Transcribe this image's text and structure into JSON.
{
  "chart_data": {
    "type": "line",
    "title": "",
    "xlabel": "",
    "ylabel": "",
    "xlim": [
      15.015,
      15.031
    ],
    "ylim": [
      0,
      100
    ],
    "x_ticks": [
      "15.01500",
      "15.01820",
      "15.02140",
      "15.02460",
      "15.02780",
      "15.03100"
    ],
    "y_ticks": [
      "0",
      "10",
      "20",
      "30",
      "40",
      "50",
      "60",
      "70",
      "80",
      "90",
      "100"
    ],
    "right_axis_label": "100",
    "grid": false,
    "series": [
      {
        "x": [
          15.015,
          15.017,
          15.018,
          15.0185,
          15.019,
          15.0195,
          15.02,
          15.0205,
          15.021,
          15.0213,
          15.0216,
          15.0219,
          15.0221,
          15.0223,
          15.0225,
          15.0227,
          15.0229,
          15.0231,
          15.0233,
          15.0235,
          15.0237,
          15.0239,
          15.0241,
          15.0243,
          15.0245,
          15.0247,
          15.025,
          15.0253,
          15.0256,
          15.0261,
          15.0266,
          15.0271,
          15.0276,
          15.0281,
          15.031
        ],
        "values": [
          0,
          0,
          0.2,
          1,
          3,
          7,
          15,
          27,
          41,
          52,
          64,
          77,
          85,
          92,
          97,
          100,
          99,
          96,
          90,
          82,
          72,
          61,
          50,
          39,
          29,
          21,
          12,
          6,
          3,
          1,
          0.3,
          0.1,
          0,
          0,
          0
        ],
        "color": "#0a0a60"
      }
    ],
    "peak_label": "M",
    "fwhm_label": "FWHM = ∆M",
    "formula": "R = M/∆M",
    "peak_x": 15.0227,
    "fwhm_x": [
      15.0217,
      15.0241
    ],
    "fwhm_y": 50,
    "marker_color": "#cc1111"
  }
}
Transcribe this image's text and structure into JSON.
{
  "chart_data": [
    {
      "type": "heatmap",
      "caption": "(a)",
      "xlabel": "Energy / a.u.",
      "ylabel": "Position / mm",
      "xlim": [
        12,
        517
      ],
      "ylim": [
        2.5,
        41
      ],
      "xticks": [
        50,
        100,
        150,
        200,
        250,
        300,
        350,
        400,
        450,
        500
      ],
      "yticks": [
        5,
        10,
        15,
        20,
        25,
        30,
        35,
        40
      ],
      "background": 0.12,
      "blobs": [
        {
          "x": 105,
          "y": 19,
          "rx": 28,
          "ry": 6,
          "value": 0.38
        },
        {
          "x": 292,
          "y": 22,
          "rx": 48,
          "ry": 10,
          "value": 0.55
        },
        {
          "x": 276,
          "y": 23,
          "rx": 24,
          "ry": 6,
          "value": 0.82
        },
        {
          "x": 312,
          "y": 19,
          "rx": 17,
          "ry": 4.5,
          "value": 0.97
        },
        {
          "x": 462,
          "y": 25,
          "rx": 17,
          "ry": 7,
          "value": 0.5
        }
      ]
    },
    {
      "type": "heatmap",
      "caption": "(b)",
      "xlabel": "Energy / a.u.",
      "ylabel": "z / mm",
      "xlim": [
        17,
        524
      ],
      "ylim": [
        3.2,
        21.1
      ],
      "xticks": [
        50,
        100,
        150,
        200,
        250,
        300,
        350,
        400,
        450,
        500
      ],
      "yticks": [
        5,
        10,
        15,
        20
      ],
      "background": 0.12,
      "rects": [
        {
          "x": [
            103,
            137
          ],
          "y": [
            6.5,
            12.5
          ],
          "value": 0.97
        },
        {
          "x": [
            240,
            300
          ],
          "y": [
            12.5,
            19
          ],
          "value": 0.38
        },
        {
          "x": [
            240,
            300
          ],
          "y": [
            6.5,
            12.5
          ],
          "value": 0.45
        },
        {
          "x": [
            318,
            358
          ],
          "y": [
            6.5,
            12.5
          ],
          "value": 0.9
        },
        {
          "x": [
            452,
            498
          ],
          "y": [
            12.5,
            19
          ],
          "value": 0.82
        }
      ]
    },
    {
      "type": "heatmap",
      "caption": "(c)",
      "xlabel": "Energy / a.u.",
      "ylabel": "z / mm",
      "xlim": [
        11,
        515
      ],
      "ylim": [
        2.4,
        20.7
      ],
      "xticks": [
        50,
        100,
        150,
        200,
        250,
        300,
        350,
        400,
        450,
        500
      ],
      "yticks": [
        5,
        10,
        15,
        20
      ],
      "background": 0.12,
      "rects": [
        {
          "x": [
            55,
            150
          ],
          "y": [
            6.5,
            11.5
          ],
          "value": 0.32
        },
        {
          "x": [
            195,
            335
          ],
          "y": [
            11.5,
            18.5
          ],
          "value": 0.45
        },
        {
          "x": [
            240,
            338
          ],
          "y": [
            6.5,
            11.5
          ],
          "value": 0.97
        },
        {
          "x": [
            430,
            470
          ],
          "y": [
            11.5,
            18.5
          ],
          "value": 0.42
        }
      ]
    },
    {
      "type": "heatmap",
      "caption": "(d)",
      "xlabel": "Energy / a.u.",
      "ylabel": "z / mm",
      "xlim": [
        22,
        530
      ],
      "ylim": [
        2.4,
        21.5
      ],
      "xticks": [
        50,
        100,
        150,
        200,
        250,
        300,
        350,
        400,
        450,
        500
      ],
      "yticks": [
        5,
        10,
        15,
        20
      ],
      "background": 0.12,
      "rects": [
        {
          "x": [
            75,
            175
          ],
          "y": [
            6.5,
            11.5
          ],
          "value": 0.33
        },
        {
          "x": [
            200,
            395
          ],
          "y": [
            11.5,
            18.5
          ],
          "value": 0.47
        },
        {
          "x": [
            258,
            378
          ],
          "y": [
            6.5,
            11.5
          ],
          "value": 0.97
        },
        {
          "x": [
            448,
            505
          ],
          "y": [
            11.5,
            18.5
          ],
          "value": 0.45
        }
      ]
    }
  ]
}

### Your objective
Please return the data above exactly as given.

### Task answer
Transcribe this image's text and structure into JSON.
{
  "chart_data": {
    "type": "line",
    "title": "",
    "xlabel": "",
    "ylabel": "",
    "xlim": [
      15.015,
      15.031
    ],
    "ylim": [
      0,
      100
    ],
    "x_ticks": [
      "15.01500",
      "15.01820",
      "15.02140",
      "15.02460",
      "15.02780",
      "15.03100"
    ],
    "y_ticks": [
      "0",
      "10",
      "20",
      "30",
      "40",
      "50",
      "60",
      "70",
      "80",
      "90",
      "100"
    ],
    "right_axis_label": "100",
    "grid": false,
    "series": [
      {
        "x": [
          15.015,
          15.017,
          15.018,
          15.0185,
          15.019,
          15.0195,
          15.02,
          15.0205,
          15.021,
          15.0213,
          15.0216,
          15.0219,
          15.0221,
          15.0223,
          15.0225,
          15.0227,
          15.0229,
          15.0231,
          15.0233,
          15.0235,
          15.0237,
          15.0239,
          15.0241,
          15.0243,
          15.0245,
          15.0247,
          15.025,
          15.0253,
          15.0256,
          15.0261,
          15.0266,
          15.0271,
          15.0276,
          15.0281,
          15.031
        ],
        "values": [
          0,
          0,
          0.2,
          1,
          3,
          7,
          15,
          27,
          41,
          52,
          64,
          77,
          85,
          92,
          97,
          100,
          99,
          96,
          90,
          82,
          72,
          61,
          50,
          39,
          29,
          21,
          12,
          6,
          3,
          1,
          0.3,
          0.1,
          0,
          0,
          0
        ],
        "color": "#0a0a60"
      }
    ],
    "peak_label": "M",
    "fwhm_label": "FWHM = ∆M",
    "formula": "R = M/∆M",
    "peak_x": 15.0227,
    "fwhm_x": [
      15.0217,
      15.0241
    ],
    "fwhm_y": 50,
    "marker_color": "#cc1111"
  }
}
Transcribe this image's text and structure into JSON.
{
  "chart_data": [
    {
      "type": "heatmap",
      "caption": "(a)",
      "xlabel": "Energy / a.u.",
      "ylabel": "Position / mm",
      "xlim": [
        12,
        517
      ],
      "ylim": [
        2.5,
        41
      ],
      "xticks": [
        50,
        100,
        150,
        200,
        250,
        300,
        350,
        400,
        450,
        500
      ],
      "yticks": [
        5,
        10,
        15,
        20,
        25,
        30,
        35,
        40
      ],
      "background": 0.12,
      "blobs": [
        {
          "x": 105,
          "y": 19,
          "rx": 28,
          "ry": 6,
          "value": 0.38
        },
        {
          "x": 292,
          "y": 22,
          "rx": 48,
          "ry": 10,
          "value": 0.55
        },
        {
          "x": 276,
          "y": 23,
          "rx": 24,
          "ry": 6,
          "value": 0.82
        },
        {
          "x": 312,
          "y": 19,
          "rx": 17,
          "ry": 4.5,
          "value": 0.97
        },
        {
          "x": 462,
          "y": 25,
          "rx": 17,
          "ry": 7,
          "value": 0.5
        }
      ]
    },
    {
      "type": "heatmap",
      "caption": "(b)",
      "xlabel": "Energy / a.u.",
      "ylabel": "z / mm",
      "xlim": [
        17,
        524
      ],
      "ylim": [
        3.2,
        21.1
      ],
      "xticks": [
        50,
        100,
        150,
        200,
        250,
        300,
        350,
        400,
        450,
        500
      ],
      "yticks": [
        5,
        10,
        15,
        20
      ],
      "background": 0.12,
      "rects": [
        {
          "x": [
            103,
            137
          ],
          "y": [
            6.5,
            12.5
          ],
          "value": 0.97
        },
        {
          "x": [
            240,
            300
          ],
          "y": [
            12.5,
            19
          ],
          "value": 0.38
        },
        {
          "x": [
            240,
            300
          ],
          "y": [
            6.5,
            12.5
          ],
          "value": 0.45
        },
        {
          "x": [
            318,
            358
          ],
          "y": [
            6.5,
            12.5
          ],
          "value": 0.9
        },
        {
          "x": [
            452,
            498
          ],
          "y": [
            12.5,
            19
          ],
          "value": 0.82
        }
      ]
    },
    {
      "type": "heatmap",
      "caption": "(c)",
      "xlabel": "Energy / a.u.",
      "ylabel": "z / mm",
      "xlim": [
        11,
        515
      ],
      "ylim": [
        2.4,
        20.7
      ],
      "xticks": [
        50,
        100,
        150,
        200,
        250,
        300,
        350,
        400,
        450,
        500
      ],
      "yticks": [
        5,
        10,
        15,
        20
      ],
      "background": 0.12,
      "rects": [
        {
          "x": [
            55,
            150
          ],
          "y": [
            6.5,
            11.5
          ],
          "value": 0.32
        },
        {
          "x": [
            195,
            335
          ],
          "y": [
            11.5,
            18.5
          ],
          "value": 0.45
        },
        {
          "x": [
            240,
            338
          ],
          "y": [
            6.5,
            11.5
          ],
          "value": 0.97
        },
        {
          "x": [
            430,
            470
          ],
          "y": [
            11.5,
            18.5
          ],
          "value": 0.42
        }
      ]
    },
    {
      "type": "heatmap",
      "caption": "(d)",
      "xlabel": "Energy / a.u.",
      "ylabel": "z / mm",
      "xlim": [
        22,
        530
      ],
      "ylim": [
        2.4,
        21.5
      ],
      "xticks": [
        50,
        100,
        150,
        200,
        250,
        300,
        350,
        400,
        450,
        500
      ],
      "yticks": [
        5,
        10,
        15,
        20
      ],
      "background": 0.12,
      "rects": [
        {
          "x": [
            75,
            175
          ],
          "y": [
            6.5,
            11.5
          ],
          "value": 0.33
        },
        {
          "x": [
            200,
            395
          ],
          "y": [
            11.5,
            18.5
          ],
          "value": 0.47
        },
        {
          "x": [
            258,
            378
          ],
          "y": [
            6.5,
            11.5
          ],
          "value": 0.97
        },
        {
          "x": [
            448,
            505
          ],
          "y": [
            11.5,
            18.5
          ],
          "value": 0.45
        }
      ]
    }
  ]
}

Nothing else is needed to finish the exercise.